- Passage to read
Turning ideas into innovation plans

This month we’ve covered a lot of ground exploring innovation in business:

In weeks 1 & 2, the principles and strategy exercises serve you by providing a ‘compass’ for where to innovate for greatest impact.

(It’s no good innovating for innovation sake. If you’re going to set goals for innovation, make them meaningful!)

Then, week 3’s idea generation exercises (and the others found in the Innovation Workshop Plan) are there to spark the fire of your team’s creativity and produce hundreds of ideas.

At this point you’re hopefully flooded with new ideas.

So what now?

There are three steps to take for evaluating ideas, whittling them down to the 1-3 gems, and creating a plan of attack for implementation:

  1. Shortlist
  2. Vote
  3. Action

Let’s check out how to move through the Shortlisting and Voting processes to identify your top 1-3 ideas:

How to shortlist hundreds of ideas down to 10 – 15

When you design an innovation session, one of the first steps is to create a precise description of the problem you want to solve.

- Provided data
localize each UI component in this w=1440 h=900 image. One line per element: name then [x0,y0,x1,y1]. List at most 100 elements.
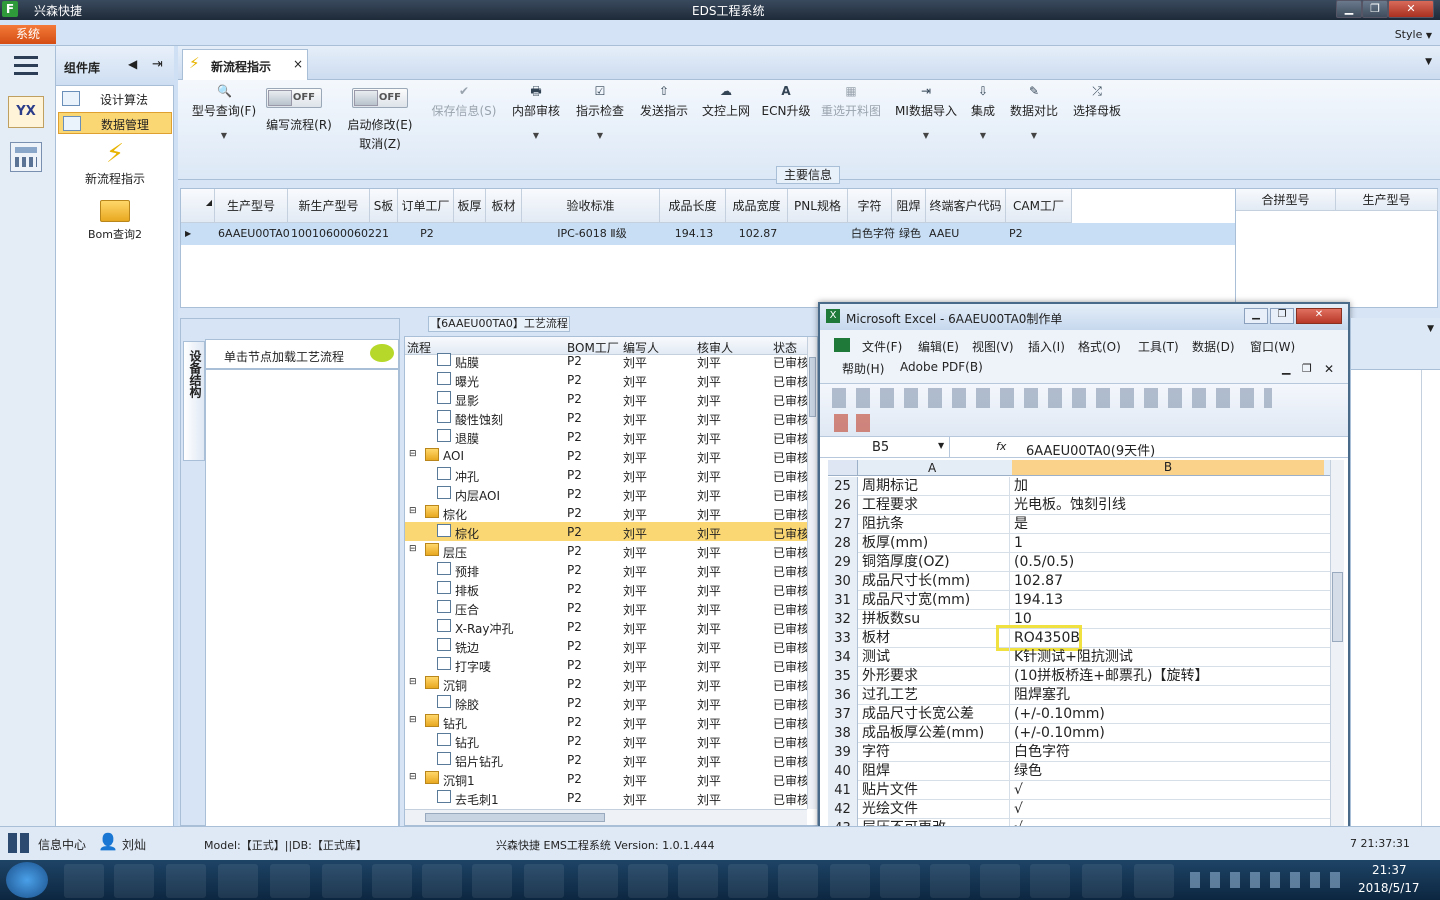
table-row[interactable]: ⊟ 钻孔 P2 刘平 刘平 已审核 [405,712,807,731]
table-row[interactable]: 排板 P2 刘平 刘平 已审核 [405,579,807,598]
table-row[interactable]: 打字唛 P2 刘平 刘平 已审核 [405,655,807,674]
indication-check-button[interactable]: ☑ 指示检查 ▼ [572,84,628,140]
table-row[interactable]: X-Ray冲孔 P2 刘平 刘平 已审核 [405,617,807,636]
excel-menu-item-5[interactable]: 工具(T) [1138,338,1179,355]
grid-header-col-7[interactable]: 成品长度 [660,189,726,223]
taskbar-close-app-icon-2[interactable] [628,864,668,898]
row-number[interactable]: 34 [828,648,858,667]
grid-header-col-11[interactable]: 阻焊 [892,189,926,223]
cell-a[interactable]: 铜箔厚度(OZ) [860,553,1010,572]
row-number[interactable]: 38 [828,724,858,743]
row-number[interactable]: 40 [828,762,858,781]
row-number[interactable]: 30 [828,572,858,591]
ecn-upgrade-button[interactable]: A ECN升级 [760,84,812,119]
cell-a[interactable]: 板材 [860,629,1010,648]
excel-maximize-button[interactable]: ❐ [1270,308,1294,324]
grid-cell-col-13[interactable]: P2 [1009,223,1071,245]
taskbar-close-app-icon-4[interactable] [728,864,768,898]
scroll-thumb[interactable] [1332,572,1343,642]
hamburger-menu-icon[interactable] [14,56,38,76]
doc-control-online-button[interactable]: ☁ 文控上网 [698,84,754,119]
cell-a[interactable]: 阻焊 [860,762,1010,781]
table-row[interactable]: 退膜 P2 刘平 刘平 已审核 [405,427,807,446]
table-row[interactable]: 除胶 P2 刘平 刘平 已审核 [405,693,807,712]
collapse-left-icon[interactable]: ◀ [128,57,137,71]
tab-new-process[interactable]: ⚡ 新流程指示 × [182,49,308,80]
taskbar-doc-icon[interactable] [830,864,870,898]
grid-cell-col-6[interactable]: IPC-6018 Ⅱ级 [525,223,659,245]
system-button[interactable]: 系统 [0,25,56,44]
taskbar-excel-icon-4[interactable] [472,864,512,898]
collapse-node-icon[interactable]: ⊟ [409,506,417,516]
grid-cell-col-11[interactable]: 绿色 [895,223,925,245]
grid-header-col-0[interactable]: 生产型号 [215,189,288,223]
pin-panel-icon[interactable]: ⇥ [152,57,163,72]
cell-a[interactable]: 字符 [860,743,1010,762]
table-row[interactable]: 显影 P2 刘平 刘平 已审核 [405,389,807,408]
table-row[interactable]: ▶ 6AAEU00TA0 10010600060221 P2 IPC-6018 Ⅱ级 1… [181,223,1235,245]
cell-a[interactable]: 成品尺寸宽(mm) [860,591,1010,610]
cell-b[interactable]: (0.5/0.5) [1012,553,1324,572]
cell-a[interactable]: 光绘文件 [860,800,1010,819]
grid-cell-col-3[interactable]: P2 [401,223,453,245]
cell-b[interactable]: √ [1012,781,1324,800]
doc-close-icon[interactable]: ✕ [1324,362,1334,376]
tile-bom-query[interactable]: Bom查询2 [66,196,164,242]
collapse-node-icon[interactable]: ⊟ [409,544,417,554]
taskbar-image-icon[interactable] [1134,864,1174,898]
select-mother-board-button[interactable]: ⤮ 选择母板 [1070,84,1124,119]
row-number[interactable]: 27 [828,515,858,534]
taskbar-excel-icon-1[interactable] [322,864,362,898]
cell-b[interactable]: 光电板。蚀刻引线 [1012,496,1324,515]
taskbar-shell-icon[interactable] [64,864,104,898]
table-row[interactable]: ⊟ 沉铜 P2 刘平 刘平 已审核 [405,674,807,693]
doc-restore-icon[interactable]: ❐ [1302,362,1312,375]
cell-a[interactable]: 周期标记 [860,477,1010,496]
vertical-scrollbar[interactable] [807,337,817,809]
table-row[interactable]: 铣边 P2 刘平 刘平 已审核 [405,636,807,655]
pdf-toolbar-icons[interactable] [834,414,870,432]
row-number[interactable]: 42 [828,800,858,819]
grid-header-col-4[interactable]: 板厚 [454,189,486,223]
cell-a[interactable]: 阻抗条 [860,515,1010,534]
yx-module-icon[interactable]: YX [8,96,44,128]
grid-cell-col-7[interactable]: 194.13 [663,223,725,245]
cell-b[interactable]: (+/-0.10mm) [1012,724,1324,743]
table-row[interactable]: 铝片钻孔 P2 刘平 刘平 已审核 [405,750,807,769]
data-compare-button[interactable]: ✎ 数据对比 ▼ [1008,84,1060,140]
table-row[interactable]: ⊟ 层压 P2 刘平 刘平 已审核 [405,541,807,560]
minimize-button[interactable]: ▁ [1336,0,1362,18]
select-all-cell[interactable] [828,460,858,475]
cell-b[interactable]: 加 [1012,477,1324,496]
cell-b[interactable]: K针测试+阻抗测试 [1012,648,1324,667]
cell-b[interactable]: 194.13 [1012,591,1324,610]
grid-header-merge-model[interactable]: 合拼型号 [1236,189,1336,211]
grid-header-col-8[interactable]: 成品宽度 [726,189,788,223]
cell-b[interactable]: (+/-0.10mm) [1012,705,1324,724]
taskbar-window-icon-4[interactable] [1030,864,1070,898]
grid-cell-col-8[interactable]: 102.87 [729,223,787,245]
excel-menu-item-0[interactable]: 文件(F) [862,338,902,355]
grid-header-col-3[interactable]: 订单工厂 [398,189,454,223]
table-row[interactable]: ⊟ AOI P2 刘平 刘平 已审核 [405,446,807,465]
cell-a[interactable]: 板厚(mm) [860,534,1010,553]
write-process-toggle[interactable]: OFF [266,88,322,108]
grid-header-col-9[interactable]: PNL规格 [788,189,848,223]
row-number[interactable]: 37 [828,705,858,724]
load-process-hint[interactable]: 单击节点加载工艺流程 [205,339,399,369]
row-number[interactable]: 32 [828,610,858,629]
cell-a[interactable]: 测试 [860,648,1010,667]
grid-cell-col-10[interactable]: 白色字符 [851,223,895,245]
internal-review-button[interactable]: 🖶 内部审核 ▼ [508,84,564,140]
table-row[interactable]: ⊟ 沉铜1 P2 刘平 刘平 已审核 [405,769,807,788]
cell-b[interactable]: √ [1012,800,1324,819]
row-number[interactable]: 31 [828,591,858,610]
style-selector[interactable]: Style ▼ [1395,28,1432,41]
taskbar-close-app-icon-1[interactable] [578,864,618,898]
formula-input[interactable]: 6AAEU00TA0(9天件) [1026,440,1155,459]
excel-menu-item-9[interactable]: Adobe PDF(B) [900,360,983,374]
excel-menu-item-4[interactable]: 格式(O) [1078,338,1121,355]
row-number[interactable]: 39 [828,743,858,762]
cell-a[interactable]: 外形要求 [860,667,1010,686]
row-number[interactable]: 33 [828,629,858,648]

- Prompt 1
Update the innovation text, starting with "So what now?" and going on through "want to solve.", replacing "plan of attack" with "roadmap".
- Prompt 2
According to the innovation text, what three steps are taken to evaluate ideas?
The data comes from a different source than the innovation text.

- Right answer 1
So what now?

There are three steps to take for evaluating ideas, whittling them down to the 1-3 gems, and creating a roadmap for implementation:

  1. Shortlist
  2. Vote
  3. Action

Let’s check out how to move through the Shortlisting and Voting processes to identify your top 1-3 ideas:

How to shortlist hundreds of ideas down to 10 – 15

When you design an innovation session, one of the first steps is to create a precise description of the problem you want to solve.

- Right answer 2
Shortlist, Vote, and Action.